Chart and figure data

++++++

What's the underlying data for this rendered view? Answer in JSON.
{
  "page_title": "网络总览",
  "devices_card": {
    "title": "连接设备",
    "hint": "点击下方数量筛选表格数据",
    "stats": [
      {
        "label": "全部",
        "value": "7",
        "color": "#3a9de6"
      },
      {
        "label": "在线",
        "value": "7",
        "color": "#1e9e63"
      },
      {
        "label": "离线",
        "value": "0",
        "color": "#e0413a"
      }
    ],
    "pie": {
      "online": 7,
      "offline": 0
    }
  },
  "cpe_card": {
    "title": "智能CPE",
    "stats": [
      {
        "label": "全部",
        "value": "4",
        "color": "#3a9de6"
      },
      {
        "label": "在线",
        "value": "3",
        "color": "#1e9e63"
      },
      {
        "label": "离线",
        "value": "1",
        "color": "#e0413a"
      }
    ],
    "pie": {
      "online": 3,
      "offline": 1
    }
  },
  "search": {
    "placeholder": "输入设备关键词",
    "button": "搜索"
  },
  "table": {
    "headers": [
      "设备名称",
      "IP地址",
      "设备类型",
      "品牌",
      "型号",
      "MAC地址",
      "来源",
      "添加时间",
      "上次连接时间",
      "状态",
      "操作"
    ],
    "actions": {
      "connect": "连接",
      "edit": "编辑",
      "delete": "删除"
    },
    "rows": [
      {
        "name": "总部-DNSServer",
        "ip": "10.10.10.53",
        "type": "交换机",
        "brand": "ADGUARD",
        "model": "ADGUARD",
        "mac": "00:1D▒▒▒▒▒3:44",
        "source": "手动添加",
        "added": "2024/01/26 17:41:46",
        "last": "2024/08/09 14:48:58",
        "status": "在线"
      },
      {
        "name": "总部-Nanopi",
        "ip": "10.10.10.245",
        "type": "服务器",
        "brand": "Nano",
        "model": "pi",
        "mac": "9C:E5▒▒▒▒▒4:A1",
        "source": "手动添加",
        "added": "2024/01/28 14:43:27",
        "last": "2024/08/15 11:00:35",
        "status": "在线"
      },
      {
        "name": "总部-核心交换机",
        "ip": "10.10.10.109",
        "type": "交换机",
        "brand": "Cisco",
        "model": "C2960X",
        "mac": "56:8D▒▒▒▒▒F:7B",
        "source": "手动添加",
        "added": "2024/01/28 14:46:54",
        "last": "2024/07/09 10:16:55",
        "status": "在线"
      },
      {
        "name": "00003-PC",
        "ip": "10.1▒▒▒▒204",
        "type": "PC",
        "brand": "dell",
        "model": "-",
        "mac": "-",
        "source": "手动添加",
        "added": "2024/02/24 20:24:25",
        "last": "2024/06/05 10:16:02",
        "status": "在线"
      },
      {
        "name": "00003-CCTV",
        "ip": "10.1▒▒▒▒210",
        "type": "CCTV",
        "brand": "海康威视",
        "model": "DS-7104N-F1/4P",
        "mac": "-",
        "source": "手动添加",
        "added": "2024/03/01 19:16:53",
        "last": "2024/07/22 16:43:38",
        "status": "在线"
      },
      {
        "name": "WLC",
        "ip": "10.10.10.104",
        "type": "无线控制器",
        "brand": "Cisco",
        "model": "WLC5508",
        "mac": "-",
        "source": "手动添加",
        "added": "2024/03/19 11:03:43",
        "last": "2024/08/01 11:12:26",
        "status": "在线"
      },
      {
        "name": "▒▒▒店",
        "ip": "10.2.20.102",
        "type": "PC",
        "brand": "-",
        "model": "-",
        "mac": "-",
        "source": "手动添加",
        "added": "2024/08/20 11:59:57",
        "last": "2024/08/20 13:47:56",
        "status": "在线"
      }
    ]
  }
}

++++++

Problem to work on: From the entries above, copy every line containing the word "model".

Response to the exercise:
        "model": "ADGUARD",
        "model": "pi",
        "model": "C2960X",
        "model": "-",
        "model": "DS-7104N-F1/4P",
        "model": "WLC5508",
        "model": "-",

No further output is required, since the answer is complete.